[begin Dataset records]

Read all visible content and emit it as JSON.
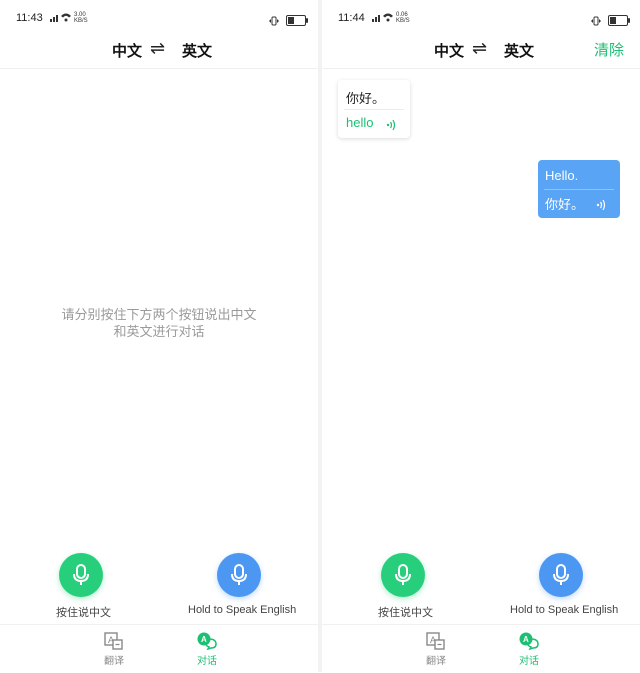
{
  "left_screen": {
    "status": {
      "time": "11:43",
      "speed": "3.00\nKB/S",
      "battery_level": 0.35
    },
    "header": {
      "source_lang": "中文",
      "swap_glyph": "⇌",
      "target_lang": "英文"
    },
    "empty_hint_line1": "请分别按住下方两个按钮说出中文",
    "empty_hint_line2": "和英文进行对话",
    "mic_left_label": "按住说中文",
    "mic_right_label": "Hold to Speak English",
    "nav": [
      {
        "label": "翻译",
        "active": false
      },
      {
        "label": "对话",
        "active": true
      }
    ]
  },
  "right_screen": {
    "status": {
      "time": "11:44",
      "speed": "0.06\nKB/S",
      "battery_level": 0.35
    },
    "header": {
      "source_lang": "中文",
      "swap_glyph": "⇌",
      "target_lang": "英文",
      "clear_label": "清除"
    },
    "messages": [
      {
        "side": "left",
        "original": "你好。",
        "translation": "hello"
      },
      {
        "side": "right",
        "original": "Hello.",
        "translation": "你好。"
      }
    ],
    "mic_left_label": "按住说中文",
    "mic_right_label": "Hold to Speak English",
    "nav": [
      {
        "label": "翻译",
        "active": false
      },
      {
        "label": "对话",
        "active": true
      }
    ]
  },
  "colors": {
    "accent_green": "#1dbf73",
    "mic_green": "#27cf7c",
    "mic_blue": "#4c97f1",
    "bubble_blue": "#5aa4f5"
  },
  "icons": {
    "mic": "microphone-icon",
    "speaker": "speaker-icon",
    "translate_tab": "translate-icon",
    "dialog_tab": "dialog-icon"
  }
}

[end Dataset records]
[begin Dataset records]

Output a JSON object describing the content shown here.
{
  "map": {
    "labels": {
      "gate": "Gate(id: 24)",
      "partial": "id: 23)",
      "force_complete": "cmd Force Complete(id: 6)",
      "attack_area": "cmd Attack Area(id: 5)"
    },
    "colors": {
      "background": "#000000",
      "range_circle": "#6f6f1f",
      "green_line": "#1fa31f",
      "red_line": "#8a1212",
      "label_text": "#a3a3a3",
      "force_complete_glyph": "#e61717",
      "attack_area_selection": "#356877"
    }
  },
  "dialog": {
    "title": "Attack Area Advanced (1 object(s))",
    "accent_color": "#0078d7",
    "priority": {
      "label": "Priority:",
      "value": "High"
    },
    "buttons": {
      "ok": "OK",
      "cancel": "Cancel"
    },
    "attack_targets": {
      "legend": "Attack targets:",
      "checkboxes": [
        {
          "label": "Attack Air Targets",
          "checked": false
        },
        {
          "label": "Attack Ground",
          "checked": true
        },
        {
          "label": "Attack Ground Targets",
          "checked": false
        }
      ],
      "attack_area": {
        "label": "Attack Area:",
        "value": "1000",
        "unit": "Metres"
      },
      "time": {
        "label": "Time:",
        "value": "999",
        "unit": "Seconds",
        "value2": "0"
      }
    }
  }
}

[end Dataset records]

### Given problem:
Which lines contain the word "JSON"? Copy each one.

### Solution to the problem:
Read all visible content and emit it as JSON.
Output a JSON object describing the content shown here.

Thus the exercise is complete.